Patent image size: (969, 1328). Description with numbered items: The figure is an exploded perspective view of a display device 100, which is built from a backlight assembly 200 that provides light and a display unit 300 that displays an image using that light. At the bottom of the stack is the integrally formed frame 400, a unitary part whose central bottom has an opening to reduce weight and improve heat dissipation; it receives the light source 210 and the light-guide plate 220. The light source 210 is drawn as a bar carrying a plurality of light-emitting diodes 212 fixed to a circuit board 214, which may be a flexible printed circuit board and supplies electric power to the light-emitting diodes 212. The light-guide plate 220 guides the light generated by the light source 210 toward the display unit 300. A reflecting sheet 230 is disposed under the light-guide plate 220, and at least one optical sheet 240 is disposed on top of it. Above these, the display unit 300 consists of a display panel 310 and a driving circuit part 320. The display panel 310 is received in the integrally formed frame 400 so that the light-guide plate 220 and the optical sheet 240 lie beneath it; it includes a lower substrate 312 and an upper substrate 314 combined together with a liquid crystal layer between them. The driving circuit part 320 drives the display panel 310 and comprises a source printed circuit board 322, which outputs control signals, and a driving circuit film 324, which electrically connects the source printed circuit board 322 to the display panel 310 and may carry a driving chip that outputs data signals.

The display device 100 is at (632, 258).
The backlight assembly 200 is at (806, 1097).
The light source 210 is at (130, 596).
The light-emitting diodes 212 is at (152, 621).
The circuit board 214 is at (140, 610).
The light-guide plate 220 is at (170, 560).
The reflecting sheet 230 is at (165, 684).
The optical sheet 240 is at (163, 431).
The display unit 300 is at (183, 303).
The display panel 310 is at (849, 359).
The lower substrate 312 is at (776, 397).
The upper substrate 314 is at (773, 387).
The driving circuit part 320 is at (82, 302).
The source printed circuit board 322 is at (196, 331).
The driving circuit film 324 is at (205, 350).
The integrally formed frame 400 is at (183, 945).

----------

Please return, unchanged, every line from the beginning of the rows through the line containing "The backlight assembly 200 is at (806, 1097).".

Patent image size: (969, 1328). Description with numbered items: The figure is an exploded perspective view of a display device 100, which is built from a backlight assembly 200 that provides light and a display unit 300 that displays an image using that light. At the bottom of the stack is the integrally formed frame 400, a unitary part whose central bottom has an opening to reduce weight and improve heat dissipation; it receives the light source 210 and the light-guide plate 220. The light source 210 is drawn as a bar carrying a plurality of light-emitting diodes 212 fixed to a circuit board 214, which may be a flexible printed circuit board and supplies electric power to the light-emitting diodes 212. The light-guide plate 220 guides the light generated by the light source 210 toward the display unit 300. A reflecting sheet 230 is disposed under the light-guide plate 220, and at least one optical sheet 240 is disposed on top of it. Above these, the display unit 300 consists of a display panel 310 and a driving circuit part 320. The display panel 310 is received in the integrally formed frame 400 so that the light-guide plate 220 and the optical sheet 240 lie beneath it; it includes a lower substrate 312 and an upper substrate 314 combined together with a liquid crystal layer between them. The driving circuit part 320 drives the display panel 310 and comprises a source printed circuit board 322, which outputs control signals, and a driving circuit film 324, which electrically connects the source printed circuit board 322 to the display panel 310 and may carry a driving chip that outputs data signals.

The display device 100 is at (632, 258).
The backlight assembly 200 is at (806, 1097).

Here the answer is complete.